> **Consigne A**
Dans le listing, remplacez chaque occurrence de « y-tick-label » par « etiquette-axe-y » et recopiez tout le reste tel quel, sur le passage allant du début jusqu'à la ligne contenant « text: 3. Туреччина: [1083, 78, 1213, 99] » incluse.
━━━━━ Texte à lire ━━━━━
PARADOXES : SCULPTER L'IMPERCEPTIBLE
Extraits de l’entretien – février 2015
Hélène Sirven* : La relation que vous voulez engager entre vos sculptures-installations et les publics a-t-elle évolué - et dans quel sens - depuis votre exposition « Chez Dan » en novembre 2014 ?
Léa Dumayet : Elle a certainement évolué. Ma relation aux autres est fondamentale dans mon projet artistique ; l’invitation à « traverser » les sculptures, les toucher, est de plus en plus précise. Je dirais même qu’elle est le moteur de mon travail. Je désire que les gens sentent la fragilité, voire la dangerosité, l’exploit physique que j’opère avec les matériaux que j’utilise. Que le spectateur éprouve ce défi est un enjeu fort dans mon travail.
H. S. : L’exposition publique de vos pièces vous semble-t-elle utile pour affiner votre démarche - voire même pour envisager des réorientations - et en quoi ?
L. D. : Oui, la réaction du public me permet d’avancer. D’une part, parce que je me sens en empathie avec les spectateurs de mes pièces. À travers le regard de chacun je vois mes sculptures autrement. Je les modifie, je les améliore, grâce à leurs réactions. D’autre part, j’observe les formes humaines, les silhouettes autour et dans mes sculptures. Elles font vivre mes sculptures. J’aimerais travailler encore davantage ce rapport aux autres, en leur donnant envie de toucher à mon travail. Aussi, j’aimerais créer des sculptures dans la rue, en rapport avec l’architecture, les flux, et surtout pour les gens qui n’entrent pas dans les musées. L’Art public était mon sujet de mémoire à l’ENSBA Paris, plus exactement « La marche autour des œuvres publiques de Franz Weissmann à Rio de Janeiro ».
━━━━━
> **Consigne B**
D'après l'entretien, sur quel sujet portait le mémoire de Léa Dumayet à l'ENSBA Paris ?
━━━━━ Données de travail ━━━━━
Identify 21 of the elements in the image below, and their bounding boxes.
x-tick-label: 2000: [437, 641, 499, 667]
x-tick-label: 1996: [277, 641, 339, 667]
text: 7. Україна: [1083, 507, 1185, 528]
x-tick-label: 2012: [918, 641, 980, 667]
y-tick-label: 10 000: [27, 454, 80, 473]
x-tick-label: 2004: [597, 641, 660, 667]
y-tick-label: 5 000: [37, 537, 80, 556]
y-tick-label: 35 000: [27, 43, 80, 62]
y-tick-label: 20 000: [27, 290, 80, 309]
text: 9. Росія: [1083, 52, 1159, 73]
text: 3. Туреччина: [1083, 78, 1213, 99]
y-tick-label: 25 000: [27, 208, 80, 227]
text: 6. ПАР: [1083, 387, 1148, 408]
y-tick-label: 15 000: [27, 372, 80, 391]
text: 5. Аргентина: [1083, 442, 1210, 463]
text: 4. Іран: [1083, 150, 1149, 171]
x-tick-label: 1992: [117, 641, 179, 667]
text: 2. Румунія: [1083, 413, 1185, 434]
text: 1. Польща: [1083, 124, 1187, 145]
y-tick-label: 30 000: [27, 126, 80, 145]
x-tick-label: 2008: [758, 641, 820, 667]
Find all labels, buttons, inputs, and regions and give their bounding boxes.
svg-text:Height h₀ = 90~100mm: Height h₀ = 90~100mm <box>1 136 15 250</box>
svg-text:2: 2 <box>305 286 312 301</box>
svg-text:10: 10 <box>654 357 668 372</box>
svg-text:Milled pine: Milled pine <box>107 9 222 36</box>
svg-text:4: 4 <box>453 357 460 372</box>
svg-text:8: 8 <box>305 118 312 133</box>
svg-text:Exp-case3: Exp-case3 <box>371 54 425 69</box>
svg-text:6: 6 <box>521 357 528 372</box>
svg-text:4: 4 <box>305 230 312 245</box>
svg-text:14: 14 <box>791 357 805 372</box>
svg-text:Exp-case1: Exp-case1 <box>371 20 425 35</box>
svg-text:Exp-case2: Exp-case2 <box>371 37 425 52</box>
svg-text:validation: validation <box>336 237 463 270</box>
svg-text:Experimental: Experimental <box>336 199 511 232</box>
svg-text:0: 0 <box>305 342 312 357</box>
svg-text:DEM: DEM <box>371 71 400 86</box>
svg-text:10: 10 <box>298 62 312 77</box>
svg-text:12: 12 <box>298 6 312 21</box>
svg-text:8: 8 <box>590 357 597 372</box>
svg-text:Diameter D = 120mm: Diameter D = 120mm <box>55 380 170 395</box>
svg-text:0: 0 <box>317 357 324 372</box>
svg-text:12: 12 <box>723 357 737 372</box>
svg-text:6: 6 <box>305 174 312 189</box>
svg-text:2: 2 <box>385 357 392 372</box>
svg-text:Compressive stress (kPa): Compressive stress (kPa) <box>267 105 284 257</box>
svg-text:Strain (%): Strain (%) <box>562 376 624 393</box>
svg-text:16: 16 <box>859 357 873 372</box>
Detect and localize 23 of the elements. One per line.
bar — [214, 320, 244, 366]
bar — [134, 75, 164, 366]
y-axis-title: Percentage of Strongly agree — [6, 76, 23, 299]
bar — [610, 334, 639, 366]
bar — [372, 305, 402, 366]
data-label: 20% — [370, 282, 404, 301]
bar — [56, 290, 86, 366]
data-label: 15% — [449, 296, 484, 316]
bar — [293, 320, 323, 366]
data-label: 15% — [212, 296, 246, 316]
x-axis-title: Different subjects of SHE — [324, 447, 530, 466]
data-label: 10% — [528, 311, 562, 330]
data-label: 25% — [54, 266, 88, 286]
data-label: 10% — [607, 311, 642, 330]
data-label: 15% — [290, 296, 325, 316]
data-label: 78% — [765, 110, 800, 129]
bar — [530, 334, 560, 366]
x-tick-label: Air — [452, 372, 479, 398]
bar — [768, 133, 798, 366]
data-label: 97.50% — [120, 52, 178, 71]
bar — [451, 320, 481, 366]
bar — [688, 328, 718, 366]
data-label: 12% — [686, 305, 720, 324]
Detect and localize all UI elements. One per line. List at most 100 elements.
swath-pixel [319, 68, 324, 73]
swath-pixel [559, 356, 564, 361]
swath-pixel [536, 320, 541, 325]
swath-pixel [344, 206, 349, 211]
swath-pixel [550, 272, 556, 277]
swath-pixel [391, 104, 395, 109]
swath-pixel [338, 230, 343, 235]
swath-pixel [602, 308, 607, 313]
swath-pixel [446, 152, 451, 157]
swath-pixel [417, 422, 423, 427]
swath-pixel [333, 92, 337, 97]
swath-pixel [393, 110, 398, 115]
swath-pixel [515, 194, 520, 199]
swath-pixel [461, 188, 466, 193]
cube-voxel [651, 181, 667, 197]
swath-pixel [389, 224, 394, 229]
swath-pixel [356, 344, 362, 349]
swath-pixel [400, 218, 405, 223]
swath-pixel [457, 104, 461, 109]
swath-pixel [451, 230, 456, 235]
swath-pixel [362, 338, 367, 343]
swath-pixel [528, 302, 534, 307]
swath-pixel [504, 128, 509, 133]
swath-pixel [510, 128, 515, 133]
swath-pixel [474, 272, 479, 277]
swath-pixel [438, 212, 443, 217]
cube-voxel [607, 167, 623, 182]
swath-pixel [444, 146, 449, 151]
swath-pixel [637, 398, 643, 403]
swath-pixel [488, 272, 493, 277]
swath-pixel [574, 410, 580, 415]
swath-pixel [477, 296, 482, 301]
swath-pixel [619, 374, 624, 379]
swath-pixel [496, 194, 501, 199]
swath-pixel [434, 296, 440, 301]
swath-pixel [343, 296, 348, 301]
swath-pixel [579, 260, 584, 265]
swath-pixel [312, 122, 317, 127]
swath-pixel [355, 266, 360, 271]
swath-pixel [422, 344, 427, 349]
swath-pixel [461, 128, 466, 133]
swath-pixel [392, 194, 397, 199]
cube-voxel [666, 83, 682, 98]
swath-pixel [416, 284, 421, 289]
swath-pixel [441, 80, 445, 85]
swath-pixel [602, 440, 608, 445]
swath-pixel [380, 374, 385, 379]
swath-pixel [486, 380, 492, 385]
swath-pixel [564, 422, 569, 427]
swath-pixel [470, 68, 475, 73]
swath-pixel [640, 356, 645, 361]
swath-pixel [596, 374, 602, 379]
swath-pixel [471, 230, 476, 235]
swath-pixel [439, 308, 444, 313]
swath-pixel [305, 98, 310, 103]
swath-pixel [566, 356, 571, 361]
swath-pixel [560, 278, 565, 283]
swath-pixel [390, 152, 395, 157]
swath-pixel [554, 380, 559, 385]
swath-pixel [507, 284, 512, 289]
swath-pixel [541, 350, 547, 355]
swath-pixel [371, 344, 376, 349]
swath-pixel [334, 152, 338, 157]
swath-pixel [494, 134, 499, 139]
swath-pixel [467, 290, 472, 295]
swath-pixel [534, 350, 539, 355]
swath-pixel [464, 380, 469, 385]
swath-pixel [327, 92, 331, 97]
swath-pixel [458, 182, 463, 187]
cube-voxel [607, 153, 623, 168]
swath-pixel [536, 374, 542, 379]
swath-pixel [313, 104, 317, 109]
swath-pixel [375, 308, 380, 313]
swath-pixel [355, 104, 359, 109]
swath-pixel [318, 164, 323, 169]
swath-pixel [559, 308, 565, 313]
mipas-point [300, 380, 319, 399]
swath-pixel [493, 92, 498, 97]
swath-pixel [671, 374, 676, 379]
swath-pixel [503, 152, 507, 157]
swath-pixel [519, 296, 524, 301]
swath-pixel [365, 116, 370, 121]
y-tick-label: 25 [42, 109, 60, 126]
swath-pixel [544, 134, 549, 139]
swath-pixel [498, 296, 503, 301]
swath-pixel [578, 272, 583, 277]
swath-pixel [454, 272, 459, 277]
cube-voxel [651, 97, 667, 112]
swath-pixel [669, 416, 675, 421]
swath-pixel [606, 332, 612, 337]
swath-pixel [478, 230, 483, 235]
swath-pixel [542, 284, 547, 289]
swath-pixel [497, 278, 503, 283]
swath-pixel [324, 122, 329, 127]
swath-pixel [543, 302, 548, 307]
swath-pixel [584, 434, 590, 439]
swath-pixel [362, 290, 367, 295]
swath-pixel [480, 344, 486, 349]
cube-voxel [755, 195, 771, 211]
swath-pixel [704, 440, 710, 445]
━━━━━
> **Réponse rédigée A**
Identify 21 of the elements in the image below, and their bounding boxes.
x-tick-label: 2000: [437, 641, 499, 667]
x-tick-label: 1996: [277, 641, 339, 667]
text: 7. Україна: [1083, 507, 1185, 528]
x-tick-label: 2012: [918, 641, 980, 667]
etiquette-axe-y: 10 000: [27, 454, 80, 473]
x-tick-label: 2004: [597, 641, 660, 667]
etiquette-axe-y: 5 000: [37, 537, 80, 556]
etiquette-axe-y: 35 000: [27, 43, 80, 62]
etiquette-axe-y: 20 000: [27, 290, 80, 309]
text: 9. Росія: [1083, 52, 1159, 73]
text: 3. Туреччина: [1083, 78, 1213, 99]

> **Réponse rédigée B**
Sur l'Art public, plus exactement « La marche autour des œuvres publiques de Franz Weissmann à Rio de Janeiro ».